Saved entries:
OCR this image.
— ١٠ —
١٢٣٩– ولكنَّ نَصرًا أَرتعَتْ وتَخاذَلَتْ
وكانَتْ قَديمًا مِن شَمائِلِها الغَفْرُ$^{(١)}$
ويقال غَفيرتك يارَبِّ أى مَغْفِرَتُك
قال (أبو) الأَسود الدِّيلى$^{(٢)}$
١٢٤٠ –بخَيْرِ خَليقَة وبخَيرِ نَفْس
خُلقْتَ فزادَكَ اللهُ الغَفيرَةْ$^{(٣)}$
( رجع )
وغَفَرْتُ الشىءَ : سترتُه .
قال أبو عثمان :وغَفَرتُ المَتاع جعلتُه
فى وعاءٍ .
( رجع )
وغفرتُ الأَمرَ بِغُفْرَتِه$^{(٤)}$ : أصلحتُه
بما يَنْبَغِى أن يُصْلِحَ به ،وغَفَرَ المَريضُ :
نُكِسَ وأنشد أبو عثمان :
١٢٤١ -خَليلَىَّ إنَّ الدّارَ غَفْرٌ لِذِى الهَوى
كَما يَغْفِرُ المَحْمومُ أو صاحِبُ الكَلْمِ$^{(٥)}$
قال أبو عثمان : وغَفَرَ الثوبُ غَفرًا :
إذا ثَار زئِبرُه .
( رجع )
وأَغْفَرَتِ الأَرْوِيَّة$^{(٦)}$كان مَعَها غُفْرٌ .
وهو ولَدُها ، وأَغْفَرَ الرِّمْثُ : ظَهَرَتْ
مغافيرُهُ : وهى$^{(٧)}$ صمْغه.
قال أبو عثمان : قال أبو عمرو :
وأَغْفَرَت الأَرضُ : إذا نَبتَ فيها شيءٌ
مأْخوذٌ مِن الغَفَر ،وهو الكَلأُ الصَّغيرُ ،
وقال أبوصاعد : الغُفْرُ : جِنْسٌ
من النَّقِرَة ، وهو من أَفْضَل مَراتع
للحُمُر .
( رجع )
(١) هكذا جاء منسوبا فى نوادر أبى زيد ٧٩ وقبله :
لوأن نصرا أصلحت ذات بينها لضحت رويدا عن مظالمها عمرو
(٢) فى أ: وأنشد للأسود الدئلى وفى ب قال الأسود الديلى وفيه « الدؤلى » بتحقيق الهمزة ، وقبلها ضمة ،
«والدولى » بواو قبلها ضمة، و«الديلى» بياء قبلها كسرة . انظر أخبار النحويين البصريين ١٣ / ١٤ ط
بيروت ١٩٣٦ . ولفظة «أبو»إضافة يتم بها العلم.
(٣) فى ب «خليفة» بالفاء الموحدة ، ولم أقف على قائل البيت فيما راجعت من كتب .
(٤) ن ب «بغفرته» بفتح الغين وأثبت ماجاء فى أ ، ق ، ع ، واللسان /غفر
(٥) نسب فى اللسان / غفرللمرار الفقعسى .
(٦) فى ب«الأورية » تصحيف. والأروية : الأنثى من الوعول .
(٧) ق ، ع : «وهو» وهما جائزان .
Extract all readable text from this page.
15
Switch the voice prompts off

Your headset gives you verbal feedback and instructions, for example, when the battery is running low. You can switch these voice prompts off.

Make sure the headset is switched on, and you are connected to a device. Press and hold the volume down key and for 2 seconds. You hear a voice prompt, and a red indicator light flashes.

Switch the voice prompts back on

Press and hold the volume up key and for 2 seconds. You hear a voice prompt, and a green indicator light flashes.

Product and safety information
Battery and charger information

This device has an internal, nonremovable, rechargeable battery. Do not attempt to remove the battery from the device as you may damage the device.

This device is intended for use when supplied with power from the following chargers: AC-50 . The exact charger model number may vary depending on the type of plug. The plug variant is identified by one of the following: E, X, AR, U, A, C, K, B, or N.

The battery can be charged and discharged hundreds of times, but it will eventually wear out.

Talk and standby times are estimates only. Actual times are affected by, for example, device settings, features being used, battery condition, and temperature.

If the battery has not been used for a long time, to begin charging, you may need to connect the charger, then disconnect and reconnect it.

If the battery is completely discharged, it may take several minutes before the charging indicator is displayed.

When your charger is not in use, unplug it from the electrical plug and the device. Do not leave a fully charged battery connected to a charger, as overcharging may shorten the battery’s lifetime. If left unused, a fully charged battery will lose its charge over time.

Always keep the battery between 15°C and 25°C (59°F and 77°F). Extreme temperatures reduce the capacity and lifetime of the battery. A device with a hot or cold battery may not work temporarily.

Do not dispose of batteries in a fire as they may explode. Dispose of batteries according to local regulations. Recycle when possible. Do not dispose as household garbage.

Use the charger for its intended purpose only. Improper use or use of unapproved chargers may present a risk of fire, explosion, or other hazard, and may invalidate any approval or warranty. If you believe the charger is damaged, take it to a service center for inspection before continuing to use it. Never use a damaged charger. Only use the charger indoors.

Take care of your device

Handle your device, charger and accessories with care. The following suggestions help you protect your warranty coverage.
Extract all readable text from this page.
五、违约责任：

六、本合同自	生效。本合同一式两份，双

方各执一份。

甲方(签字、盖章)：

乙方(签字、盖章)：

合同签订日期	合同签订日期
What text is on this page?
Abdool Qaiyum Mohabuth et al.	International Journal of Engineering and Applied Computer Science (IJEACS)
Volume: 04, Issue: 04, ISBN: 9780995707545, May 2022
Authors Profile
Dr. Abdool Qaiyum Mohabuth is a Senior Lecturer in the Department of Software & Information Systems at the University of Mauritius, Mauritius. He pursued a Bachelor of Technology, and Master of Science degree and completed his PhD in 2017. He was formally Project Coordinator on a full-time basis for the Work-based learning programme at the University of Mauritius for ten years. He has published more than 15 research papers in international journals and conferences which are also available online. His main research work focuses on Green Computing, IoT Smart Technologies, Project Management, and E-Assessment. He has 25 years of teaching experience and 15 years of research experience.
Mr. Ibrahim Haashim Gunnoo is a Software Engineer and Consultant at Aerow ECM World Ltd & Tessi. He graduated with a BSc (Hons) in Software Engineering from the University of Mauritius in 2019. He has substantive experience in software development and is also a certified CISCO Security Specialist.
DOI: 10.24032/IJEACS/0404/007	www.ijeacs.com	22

- _Exercise_:
Without leaving anything out, give the entries again exactly.

- _Correct answer_:
OCR this image.
— ١٠ —
١٢٣٩– ولكنَّ نَصرًا أَرتعَتْ وتَخاذَلَتْ
وكانَتْ قَديمًا مِن شَمائِلِها الغَفْرُ$^{(١)}$
ويقال غَفيرتك يارَبِّ أى مَغْفِرَتُك
قال (أبو) الأَسود الدِّيلى$^{(٢)}$
١٢٤٠ –بخَيْرِ خَليقَة وبخَيرِ نَفْس
خُلقْتَ فزادَكَ اللهُ الغَفيرَةْ$^{(٣)}$
( رجع )
وغَفَرْتُ الشىءَ : سترتُه .
قال أبو عثمان :وغَفَرتُ المَتاع جعلتُه
فى وعاءٍ .
( رجع )
وغفرتُ الأَمرَ بِغُفْرَتِه$^{(٤)}$ : أصلحتُه
بما يَنْبَغِى أن يُصْلِحَ به ،وغَفَرَ المَريضُ :
نُكِسَ وأنشد أبو عثمان :
١٢٤١ -خَليلَىَّ إنَّ الدّارَ غَفْرٌ لِذِى الهَوى
كَما يَغْفِرُ المَحْمومُ أو صاحِبُ الكَلْمِ$^{(٥)}$
قال أبو عثمان : وغَفَرَ الثوبُ غَفرًا :
إذا ثَار زئِبرُه .
( رجع )
وأَغْفَرَتِ الأَرْوِيَّة$^{(٦)}$كان مَعَها غُفْرٌ .
وهو ولَدُها ، وأَغْفَرَ الرِّمْثُ : ظَهَرَتْ
مغافيرُهُ : وهى$^{(٧)}$ صمْغه.
قال أبو عثمان : قال أبو عمرو :
وأَغْفَرَت الأَرضُ : إذا نَبتَ فيها شيءٌ
مأْخوذٌ مِن الغَفَر ،وهو الكَلأُ الصَّغيرُ ،
وقال أبوصاعد : الغُفْرُ : جِنْسٌ
من النَّقِرَة ، وهو من أَفْضَل مَراتع
للحُمُر .
( رجع )
(١) هكذا جاء منسوبا فى نوادر أبى زيد ٧٩ وقبله :
لوأن نصرا أصلحت ذات بينها لضحت رويدا عن مظالمها عمرو
(٢) فى أ: وأنشد للأسود الدئلى وفى ب قال الأسود الديلى وفيه « الدؤلى » بتحقيق الهمزة ، وقبلها ضمة ،
«والدولى » بواو قبلها ضمة، و«الديلى» بياء قبلها كسرة . انظر أخبار النحويين البصريين ١٣ / ١٤ ط
بيروت ١٩٣٦ . ولفظة «أبو»إضافة يتم بها العلم.
(٣) فى ب «خليفة» بالفاء الموحدة ، ولم أقف على قائل البيت فيما راجعت من كتب .
(٤) ن ب «بغفرته» بفتح الغين وأثبت ماجاء فى أ ، ق ، ع ، واللسان /غفر
(٥) نسب فى اللسان / غفرللمرار الفقعسى .
(٦) فى ب«الأورية » تصحيف. والأروية : الأنثى من الوعول .
(٧) ق ، ع : «وهو» وهما جائزان .
Extract all readable text from this page.
15
Switch the voice prompts off

Your headset gives you verbal feedback and instructions, for example, when the battery is running low. You can switch these voice prompts off.

Make sure the headset is switched on, and you are connected to a device. Press and hold the volume down key and for 2 seconds. You hear a voice prompt, and a red indicator light flashes.

Switch the voice prompts back on

Press and hold the volume up key and for 2 seconds. You hear a voice prompt, and a green indicator light flashes.

Product and safety information
Battery and charger information

This device has an internal, nonremovable, rechargeable battery. Do not attempt to remove the battery from the device as you may damage the device.

This device is intended for use when supplied with power from the following chargers: AC-50 . The exact charger model number may vary depending on the type of plug. The plug variant is identified by one of the following: E, X, AR, U, A, C, K, B, or N.

The battery can be charged and discharged hundreds of times, but it will eventually wear out.

Talk and standby times are estimates only. Actual times are affected by, for example, device settings, features being used, battery condition, and temperature.

If the battery has not been used for a long time, to begin charging, you may need to connect the charger, then disconnect and reconnect it.

If the battery is completely discharged, it may take several minutes before the charging indicator is displayed.

When your charger is not in use, unplug it from the electrical plug and the device. Do not leave a fully charged battery connected to a charger, as overcharging may shorten the battery’s lifetime. If left unused, a fully charged battery will lose its charge over time.

Always keep the battery between 15°C and 25°C (59°F and 77°F). Extreme temperatures reduce the capacity and lifetime of the battery. A device with a hot or cold battery may not work temporarily.

Do not dispose of batteries in a fire as they may explode. Dispose of batteries according to local regulations. Recycle when possible. Do not dispose as household garbage.

Use the charger for its intended purpose only. Improper use or use of unapproved chargers may present a risk of fire, explosion, or other hazard, and may invalidate any approval or warranty. If you believe the charger is damaged, take it to a service center for inspection before continuing to use it. Never use a damaged charger. Only use the charger indoors.

Take care of your device

Handle your device, charger and accessories with care. The following suggestions help you protect your warranty coverage.
Extract all readable text from this page.
五、违约责任：

六、本合同自	生效。本合同一式两份，双

方各执一份。

甲方(签字、盖章)：

乙方(签字、盖章)：

合同签订日期	合同签订日期
What text is on this page?
Abdool Qaiyum Mohabuth et al.	International Journal of Engineering and Applied Computer Science (IJEACS)
Volume: 04, Issue: 04, ISBN: 9780995707545, May 2022
Authors Profile
Dr. Abdool Qaiyum Mohabuth is a Senior Lecturer in the Department of Software & Information Systems at the University of Mauritius, Mauritius. He pursued a Bachelor of Technology, and Master of Science degree and completed his PhD in 2017. He was formally Project Coordinator on a full-time basis for the Work-based learning programme at the University of Mauritius for ten years. He has published more than 15 research papers in international journals and conferences which are also available online. His main research work focuses on Green Computing, IoT Smart Technologies, Project Management, and E-Assessment. He has 25 years of teaching experience and 15 years of research experience.
Mr. Ibrahim Haashim Gunnoo is a Software Engineer and Consultant at Aerow ECM World Ltd & Tessi. He graduated with a BSc (Hons) in Software Engineering from the University of Mauritius in 2019. He has substantive experience in software development and is also a certified CISCO Security Specialist.
DOI: 10.24032/IJEACS/0404/007	www.ijeacs.com	22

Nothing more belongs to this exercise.